◆ **Instructions to follow**:
Quote the listing below in its entirety.

◆ **Stored data entries**:
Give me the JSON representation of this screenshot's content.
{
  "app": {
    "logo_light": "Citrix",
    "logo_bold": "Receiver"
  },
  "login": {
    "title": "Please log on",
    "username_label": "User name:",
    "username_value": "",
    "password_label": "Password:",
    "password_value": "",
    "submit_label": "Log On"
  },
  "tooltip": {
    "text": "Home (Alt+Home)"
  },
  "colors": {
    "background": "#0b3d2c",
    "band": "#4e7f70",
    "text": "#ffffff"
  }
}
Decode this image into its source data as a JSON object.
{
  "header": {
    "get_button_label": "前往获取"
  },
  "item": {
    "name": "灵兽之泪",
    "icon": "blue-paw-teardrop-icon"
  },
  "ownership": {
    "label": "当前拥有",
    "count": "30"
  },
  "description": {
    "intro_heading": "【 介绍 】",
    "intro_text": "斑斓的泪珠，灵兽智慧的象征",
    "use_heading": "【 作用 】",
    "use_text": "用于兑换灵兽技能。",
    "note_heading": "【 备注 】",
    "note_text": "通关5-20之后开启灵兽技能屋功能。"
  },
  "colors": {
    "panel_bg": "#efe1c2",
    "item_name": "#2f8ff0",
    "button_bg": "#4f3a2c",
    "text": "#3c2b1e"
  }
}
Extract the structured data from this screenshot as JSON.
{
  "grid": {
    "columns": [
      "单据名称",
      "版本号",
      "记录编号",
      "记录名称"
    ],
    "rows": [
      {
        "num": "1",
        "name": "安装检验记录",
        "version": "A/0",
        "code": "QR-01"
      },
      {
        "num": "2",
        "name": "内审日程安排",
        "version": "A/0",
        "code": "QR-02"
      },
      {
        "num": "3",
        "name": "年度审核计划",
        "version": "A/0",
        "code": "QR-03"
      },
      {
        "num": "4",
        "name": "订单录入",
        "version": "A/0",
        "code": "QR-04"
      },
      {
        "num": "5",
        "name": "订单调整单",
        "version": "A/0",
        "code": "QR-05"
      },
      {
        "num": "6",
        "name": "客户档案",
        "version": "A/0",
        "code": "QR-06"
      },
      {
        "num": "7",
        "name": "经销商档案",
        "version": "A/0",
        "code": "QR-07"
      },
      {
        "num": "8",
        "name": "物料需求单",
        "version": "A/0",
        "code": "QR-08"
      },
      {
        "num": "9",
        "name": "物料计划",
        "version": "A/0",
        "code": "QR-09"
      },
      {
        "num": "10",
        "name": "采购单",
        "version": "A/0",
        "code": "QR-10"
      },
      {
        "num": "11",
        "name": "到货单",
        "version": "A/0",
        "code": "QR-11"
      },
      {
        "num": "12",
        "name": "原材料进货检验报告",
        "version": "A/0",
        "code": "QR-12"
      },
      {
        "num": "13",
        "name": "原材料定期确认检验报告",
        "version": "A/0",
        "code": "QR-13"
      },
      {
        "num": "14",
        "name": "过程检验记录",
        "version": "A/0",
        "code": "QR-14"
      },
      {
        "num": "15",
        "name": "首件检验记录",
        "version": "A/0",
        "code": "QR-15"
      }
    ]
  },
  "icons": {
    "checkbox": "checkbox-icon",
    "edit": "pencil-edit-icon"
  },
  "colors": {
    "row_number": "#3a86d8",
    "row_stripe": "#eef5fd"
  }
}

◆ **Task result**:
Give me the JSON representation of this screenshot's content.
{
  "app": {
    "logo_light": "Citrix",
    "logo_bold": "Receiver"
  },
  "login": {
    "title": "Please log on",
    "username_label": "User name:",
    "username_value": "",
    "password_label": "Password:",
    "password_value": "",
    "submit_label": "Log On"
  },
  "tooltip": {
    "text": "Home (Alt+Home)"
  },
  "colors": {
    "background": "#0b3d2c",
    "band": "#4e7f70",
    "text": "#ffffff"
  }
}
Decode this image into its source data as a JSON object.
{
  "header": {
    "get_button_label": "前往获取"
  },
  "item": {
    "name": "灵兽之泪",
    "icon": "blue-paw-teardrop-icon"
  },
  "ownership": {
    "label": "当前拥有",
    "count": "30"
  },
  "description": {
    "intro_heading": "【 介绍 】",
    "intro_text": "斑斓的泪珠，灵兽智慧的象征",
    "use_heading": "【 作用 】",
    "use_text": "用于兑换灵兽技能。",
    "note_heading": "【 备注 】",
    "note_text": "通关5-20之后开启灵兽技能屋功能。"
  },
  "colors": {
    "panel_bg": "#efe1c2",
    "item_name": "#2f8ff0",
    "button_bg": "#4f3a2c",
    "text": "#3c2b1e"
  }
}
Extract the structured data from this screenshot as JSON.
{
  "grid": {
    "columns": [
      "单据名称",
      "版本号",
      "记录编号",
      "记录名称"
    ],
    "rows": [
      {
        "num": "1",
        "name": "安装检验记录",
        "version": "A/0",
        "code": "QR-01"
      },
      {
        "num": "2",
        "name": "内审日程安排",
        "version": "A/0",
        "code": "QR-02"
      },
      {
        "num": "3",
        "name": "年度审核计划",
        "version": "A/0",
        "code": "QR-03"
      },
      {
        "num": "4",
        "name": "订单录入",
        "version": "A/0",
        "code": "QR-04"
      },
      {
        "num": "5",
        "name": "订单调整单",
        "version": "A/0",
        "code": "QR-05"
      },
      {
        "num": "6",
        "name": "客户档案",
        "version": "A/0",
        "code": "QR-06"
      },
      {
        "num": "7",
        "name": "经销商档案",
        "version": "A/0",
        "code": "QR-07"
      },
      {
        "num": "8",
        "name": "物料需求单",
        "version": "A/0",
        "code": "QR-08"
      },
      {
        "num": "9",
        "name": "物料计划",
        "version": "A/0",
        "code": "QR-09"
      },
      {
        "num": "10",
        "name": "采购单",
        "version": "A/0",
        "code": "QR-10"
      },
      {
        "num": "11",
        "name": "到货单",
        "version": "A/0",
        "code": "QR-11"
      },
      {
        "num": "12",
        "name": "原材料进货检验报告",
        "version": "A/0",
        "code": "QR-12"
      },
      {
        "num": "13",
        "name": "原材料定期确认检验报告",
        "version": "A/0",
        "code": "QR-13"
      },
      {
        "num": "14",
        "name": "过程检验记录",
        "version": "A/0",
        "code": "QR-14"
      },
      {
        "num": "15",
        "name": "首件检验记录",
        "version": "A/0",
        "code": "QR-15"
      }
    ]
  },
  "icons": {
    "checkbox": "checkbox-icon",
    "edit": "pencil-edit-icon"
  },
  "colors": {
    "row_number": "#3a86d8",
    "row_stripe": "#eef5fd"
  }
}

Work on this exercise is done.